[Stored data]
>>>

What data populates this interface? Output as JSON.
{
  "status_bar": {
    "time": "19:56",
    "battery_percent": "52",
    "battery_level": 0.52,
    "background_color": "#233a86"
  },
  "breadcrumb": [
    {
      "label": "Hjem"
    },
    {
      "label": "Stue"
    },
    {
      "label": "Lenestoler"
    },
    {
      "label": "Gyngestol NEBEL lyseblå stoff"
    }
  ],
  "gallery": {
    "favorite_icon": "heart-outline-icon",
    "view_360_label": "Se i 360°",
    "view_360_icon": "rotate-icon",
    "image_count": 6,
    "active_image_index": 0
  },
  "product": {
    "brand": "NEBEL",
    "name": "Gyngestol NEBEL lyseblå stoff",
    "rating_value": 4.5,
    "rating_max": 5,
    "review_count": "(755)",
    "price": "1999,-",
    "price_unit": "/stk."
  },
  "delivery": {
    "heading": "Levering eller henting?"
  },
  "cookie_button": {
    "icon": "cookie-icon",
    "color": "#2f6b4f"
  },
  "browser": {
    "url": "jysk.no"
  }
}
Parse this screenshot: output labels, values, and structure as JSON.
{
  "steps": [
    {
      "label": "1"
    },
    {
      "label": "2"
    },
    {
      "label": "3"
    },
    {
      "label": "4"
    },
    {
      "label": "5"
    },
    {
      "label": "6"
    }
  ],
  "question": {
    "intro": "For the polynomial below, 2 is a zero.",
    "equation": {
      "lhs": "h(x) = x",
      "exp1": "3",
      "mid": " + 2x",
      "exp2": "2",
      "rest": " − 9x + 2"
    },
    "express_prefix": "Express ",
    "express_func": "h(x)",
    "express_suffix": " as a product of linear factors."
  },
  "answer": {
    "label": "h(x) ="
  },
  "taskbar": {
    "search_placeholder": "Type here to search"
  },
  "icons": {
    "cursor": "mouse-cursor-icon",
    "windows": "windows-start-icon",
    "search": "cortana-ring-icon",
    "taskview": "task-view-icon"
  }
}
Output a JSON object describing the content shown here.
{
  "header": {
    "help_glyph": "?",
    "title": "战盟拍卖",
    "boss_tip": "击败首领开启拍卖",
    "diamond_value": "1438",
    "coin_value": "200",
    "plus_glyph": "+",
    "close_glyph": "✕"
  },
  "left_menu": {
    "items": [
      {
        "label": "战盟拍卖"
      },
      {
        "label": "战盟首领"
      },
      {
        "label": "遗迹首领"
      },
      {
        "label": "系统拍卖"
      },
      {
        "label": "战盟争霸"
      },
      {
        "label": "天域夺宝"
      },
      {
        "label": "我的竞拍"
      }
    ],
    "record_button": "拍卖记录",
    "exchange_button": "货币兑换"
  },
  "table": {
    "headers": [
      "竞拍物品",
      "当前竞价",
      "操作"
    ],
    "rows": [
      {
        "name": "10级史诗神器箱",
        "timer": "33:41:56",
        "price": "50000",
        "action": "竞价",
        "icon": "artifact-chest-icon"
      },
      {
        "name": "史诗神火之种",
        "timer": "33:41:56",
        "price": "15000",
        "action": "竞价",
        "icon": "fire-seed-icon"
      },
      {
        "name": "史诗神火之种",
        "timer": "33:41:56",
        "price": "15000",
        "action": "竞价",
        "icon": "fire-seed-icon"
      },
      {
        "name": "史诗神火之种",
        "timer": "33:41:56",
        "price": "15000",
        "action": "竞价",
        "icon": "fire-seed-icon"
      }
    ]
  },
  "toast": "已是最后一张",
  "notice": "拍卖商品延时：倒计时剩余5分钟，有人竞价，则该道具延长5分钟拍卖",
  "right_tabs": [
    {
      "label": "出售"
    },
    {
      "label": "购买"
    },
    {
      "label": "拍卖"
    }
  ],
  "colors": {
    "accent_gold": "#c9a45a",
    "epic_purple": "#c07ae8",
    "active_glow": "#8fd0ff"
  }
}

<<<

Return every record, word for word.

What data populates this interface? Output as JSON.
{
  "status_bar": {
    "time": "19:56",
    "battery_percent": "52",
    "battery_level": 0.52,
    "background_color": "#233a86"
  },
  "breadcrumb": [
    {
      "label": "Hjem"
    },
    {
      "label": "Stue"
    },
    {
      "label": "Lenestoler"
    },
    {
      "label": "Gyngestol NEBEL lyseblå stoff"
    }
  ],
  "gallery": {
    "favorite_icon": "heart-outline-icon",
    "view_360_label": "Se i 360°",
    "view_360_icon": "rotate-icon",
    "image_count": 6,
    "active_image_index": 0
  },
  "product": {
    "brand": "NEBEL",
    "name": "Gyngestol NEBEL lyseblå stoff",
    "rating_value": 4.5,
    "rating_max": 5,
    "review_count": "(755)",
    "price": "1999,-",
    "price_unit": "/stk."
  },
  "delivery": {
    "heading": "Levering eller henting?"
  },
  "cookie_button": {
    "icon": "cookie-icon",
    "color": "#2f6b4f"
  },
  "browser": {
    "url": "jysk.no"
  }
}
Parse this screenshot: output labels, values, and structure as JSON.
{
  "steps": [
    {
      "label": "1"
    },
    {
      "label": "2"
    },
    {
      "label": "3"
    },
    {
      "label": "4"
    },
    {
      "label": "5"
    },
    {
      "label": "6"
    }
  ],
  "question": {
    "intro": "For the polynomial below, 2 is a zero.",
    "equation": {
      "lhs": "h(x) = x",
      "exp1": "3",
      "mid": " + 2x",
      "exp2": "2",
      "rest": " − 9x + 2"
    },
    "express_prefix": "Express ",
    "express_func": "h(x)",
    "express_suffix": " as a product of linear factors."
  },
  "answer": {
    "label": "h(x) ="
  },
  "taskbar": {
    "search_placeholder": "Type here to search"
  },
  "icons": {
    "cursor": "mouse-cursor-icon",
    "windows": "windows-start-icon",
    "search": "cortana-ring-icon",
    "taskview": "task-view-icon"
  }
}
Output a JSON object describing the content shown here.
{
  "header": {
    "help_glyph": "?",
    "title": "战盟拍卖",
    "boss_tip": "击败首领开启拍卖",
    "diamond_value": "1438",
    "coin_value": "200",
    "plus_glyph": "+",
    "close_glyph": "✕"
  },
  "left_menu": {
    "items": [
      {
        "label": "战盟拍卖"
      },
      {
        "label": "战盟首领"
      },
      {
        "label": "遗迹首领"
      },
      {
        "label": "系统拍卖"
      },
      {
        "label": "战盟争霸"
      },
      {
        "label": "天域夺宝"
      },
      {
        "label": "我的竞拍"
      }
    ],
    "record_button": "拍卖记录",
    "exchange_button": "货币兑换"
  },
  "table": {
    "headers": [
      "竞拍物品",
      "当前竞价",
      "操作"
    ],
    "rows": [
      {
        "name": "10级史诗神器箱",
        "timer": "33:41:56",
        "price": "50000",
        "action": "竞价",
        "icon": "artifact-chest-icon"
      },
      {
        "name": "史诗神火之种",
        "timer": "33:41:56",
        "price": "15000",
        "action": "竞价",
        "icon": "fire-seed-icon"
      },
      {
        "name": "史诗神火之种",
        "timer": "33:41:56",
        "price": "15000",
        "action": "竞价",
        "icon": "fire-seed-icon"
      },
      {
        "name": "史诗神火之种",
        "timer": "33:41:56",
        "price": "15000",
        "action": "竞价",
        "icon": "fire-seed-icon"
      }
    ]
  },
  "toast": "已是最后一张",
  "notice": "拍卖商品延时：倒计时剩余5分钟，有人竞价，则该道具延长5分钟拍卖",
  "right_tabs": [
    {
      "label": "出售"
    },
    {
      "label": "购买"
    },
    {
      "label": "拍卖"
    }
  ],
  "colors": {
    "accent_gold": "#c9a45a",
    "epic_purple": "#c07ae8",
    "active_glow": "#8fd0ff"
  }
}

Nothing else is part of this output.